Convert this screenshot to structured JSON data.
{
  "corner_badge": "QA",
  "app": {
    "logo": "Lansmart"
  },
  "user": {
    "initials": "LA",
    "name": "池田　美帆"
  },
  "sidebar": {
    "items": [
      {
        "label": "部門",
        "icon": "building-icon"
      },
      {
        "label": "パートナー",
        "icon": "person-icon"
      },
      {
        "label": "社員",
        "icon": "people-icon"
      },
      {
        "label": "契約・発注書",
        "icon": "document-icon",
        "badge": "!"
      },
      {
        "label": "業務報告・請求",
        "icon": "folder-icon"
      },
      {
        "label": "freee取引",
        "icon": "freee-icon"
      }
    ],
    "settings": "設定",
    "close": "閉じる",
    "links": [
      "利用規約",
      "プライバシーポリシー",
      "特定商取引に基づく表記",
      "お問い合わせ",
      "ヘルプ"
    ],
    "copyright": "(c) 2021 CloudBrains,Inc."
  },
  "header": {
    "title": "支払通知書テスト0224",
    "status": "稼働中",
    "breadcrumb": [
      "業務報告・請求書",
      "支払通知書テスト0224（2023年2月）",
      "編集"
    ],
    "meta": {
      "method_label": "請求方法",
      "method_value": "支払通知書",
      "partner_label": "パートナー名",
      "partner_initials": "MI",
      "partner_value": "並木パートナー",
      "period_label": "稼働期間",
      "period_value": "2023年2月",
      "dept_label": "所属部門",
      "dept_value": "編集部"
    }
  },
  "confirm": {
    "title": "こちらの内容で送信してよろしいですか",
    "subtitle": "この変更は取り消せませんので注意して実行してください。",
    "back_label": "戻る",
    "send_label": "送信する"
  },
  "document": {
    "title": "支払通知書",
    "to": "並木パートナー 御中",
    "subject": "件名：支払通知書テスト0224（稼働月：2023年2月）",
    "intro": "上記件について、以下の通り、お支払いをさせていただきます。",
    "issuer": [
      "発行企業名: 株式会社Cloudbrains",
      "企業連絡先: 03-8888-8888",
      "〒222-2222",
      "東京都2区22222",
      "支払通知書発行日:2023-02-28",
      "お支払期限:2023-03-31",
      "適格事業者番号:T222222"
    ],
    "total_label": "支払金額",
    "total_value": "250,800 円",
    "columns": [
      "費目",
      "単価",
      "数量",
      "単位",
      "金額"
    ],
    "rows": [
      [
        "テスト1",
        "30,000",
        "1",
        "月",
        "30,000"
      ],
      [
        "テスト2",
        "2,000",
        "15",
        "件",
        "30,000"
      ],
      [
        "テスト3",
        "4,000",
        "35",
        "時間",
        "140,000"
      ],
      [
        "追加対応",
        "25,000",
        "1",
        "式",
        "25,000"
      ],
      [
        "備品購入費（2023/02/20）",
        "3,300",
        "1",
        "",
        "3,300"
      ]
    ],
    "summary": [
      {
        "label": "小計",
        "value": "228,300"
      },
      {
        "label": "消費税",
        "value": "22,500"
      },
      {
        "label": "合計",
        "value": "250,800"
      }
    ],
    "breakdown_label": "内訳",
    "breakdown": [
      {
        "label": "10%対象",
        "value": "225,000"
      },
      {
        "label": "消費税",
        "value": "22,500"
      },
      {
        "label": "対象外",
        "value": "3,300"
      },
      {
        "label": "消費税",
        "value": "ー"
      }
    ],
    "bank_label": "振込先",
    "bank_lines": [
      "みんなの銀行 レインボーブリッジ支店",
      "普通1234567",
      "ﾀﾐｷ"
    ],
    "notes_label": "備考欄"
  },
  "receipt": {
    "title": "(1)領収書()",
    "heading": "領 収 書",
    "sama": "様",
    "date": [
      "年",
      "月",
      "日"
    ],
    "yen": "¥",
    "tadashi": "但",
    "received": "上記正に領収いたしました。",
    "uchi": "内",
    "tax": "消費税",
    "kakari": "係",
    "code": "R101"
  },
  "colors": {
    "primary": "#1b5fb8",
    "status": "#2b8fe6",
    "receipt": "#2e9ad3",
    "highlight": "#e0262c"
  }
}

= Problem statement =
Set down the entries above again, word for word.

= Solution to the problem =
Convert this screenshot to structured JSON data.
{
  "corner_badge": "QA",
  "app": {
    "logo": "Lansmart"
  },
  "user": {
    "initials": "LA",
    "name": "池田　美帆"
  },
  "sidebar": {
    "items": [
      {
        "label": "部門",
        "icon": "building-icon"
      },
      {
        "label": "パートナー",
        "icon": "person-icon"
      },
      {
        "label": "社員",
        "icon": "people-icon"
      },
      {
        "label": "契約・発注書",
        "icon": "document-icon",
        "badge": "!"
      },
      {
        "label": "業務報告・請求",
        "icon": "folder-icon"
      },
      {
        "label": "freee取引",
        "icon": "freee-icon"
      }
    ],
    "settings": "設定",
    "close": "閉じる",
    "links": [
      "利用規約",
      "プライバシーポリシー",
      "特定商取引に基づく表記",
      "お問い合わせ",
      "ヘルプ"
    ],
    "copyright": "(c) 2021 CloudBrains,Inc."
  },
  "header": {
    "title": "支払通知書テスト0224",
    "status": "稼働中",
    "breadcrumb": [
      "業務報告・請求書",
      "支払通知書テスト0224（2023年2月）",
      "編集"
    ],
    "meta": {
      "method_label": "請求方法",
      "method_value": "支払通知書",
      "partner_label": "パートナー名",
      "partner_initials": "MI",
      "partner_value": "並木パートナー",
      "period_label": "稼働期間",
      "period_value": "2023年2月",
      "dept_label": "所属部門",
      "dept_value": "編集部"
    }
  },
  "confirm": {
    "title": "こちらの内容で送信してよろしいですか",
    "subtitle": "この変更は取り消せませんので注意して実行してください。",
    "back_label": "戻る",
    "send_label": "送信する"
  },
  "document": {
    "title": "支払通知書",
    "to": "並木パートナー 御中",
    "subject": "件名：支払通知書テスト0224（稼働月：2023年2月）",
    "intro": "上記件について、以下の通り、お支払いをさせていただきます。",
    "issuer": [
      "発行企業名: 株式会社Cloudbrains",
      "企業連絡先: 03-8888-8888",
      "〒222-2222",
      "東京都2区22222",
      "支払通知書発行日:2023-02-28",
      "お支払期限:2023-03-31",
      "適格事業者番号:T222222"
    ],
    "total_label": "支払金額",
    "total_value": "250,800 円",
    "columns": [
      "費目",
      "単価",
      "数量",
      "単位",
      "金額"
    ],
    "rows": [
      [
        "テスト1",
        "30,000",
        "1",
        "月",
        "30,000"
      ],
      [
        "テスト2",
        "2,000",
        "15",
        "件",
        "30,000"
      ],
      [
        "テスト3",
        "4,000",
        "35",
        "時間",
        "140,000"
      ],
      [
        "追加対応",
        "25,000",
        "1",
        "式",
        "25,000"
      ],
      [
        "備品購入費（2023/02/20）",
        "3,300",
        "1",
        "",
        "3,300"
      ]
    ],
    "summary": [
      {
        "label": "小計",
        "value": "228,300"
      },
      {
        "label": "消費税",
        "value": "22,500"
      },
      {
        "label": "合計",
        "value": "250,800"
      }
    ],
    "breakdown_label": "内訳",
    "breakdown": [
      {
        "label": "10%対象",
        "value": "225,000"
      },
      {
        "label": "消費税",
        "value": "22,500"
      },
      {
        "label": "対象外",
        "value": "3,300"
      },
      {
        "label": "消費税",
        "value": "ー"
      }
    ],
    "bank_label": "振込先",
    "bank_lines": [
      "みんなの銀行 レインボーブリッジ支店",
      "普通1234567",
      "ﾀﾐｷ"
    ],
    "notes_label": "備考欄"
  },
  "receipt": {
    "title": "(1)領収書()",
    "heading": "領 収 書",
    "sama": "様",
    "date": [
      "年",
      "月",
      "日"
    ],
    "yen": "¥",
    "tadashi": "但",
    "received": "上記正に領収いたしました。",
    "uchi": "内",
    "tax": "消費税",
    "kakari": "係",
    "code": "R101"
  },
  "colors": {
    "primary": "#1b5fb8",
    "status": "#2b8fe6",
    "receipt": "#2e9ad3",
    "highlight": "#e0262c"
  }
}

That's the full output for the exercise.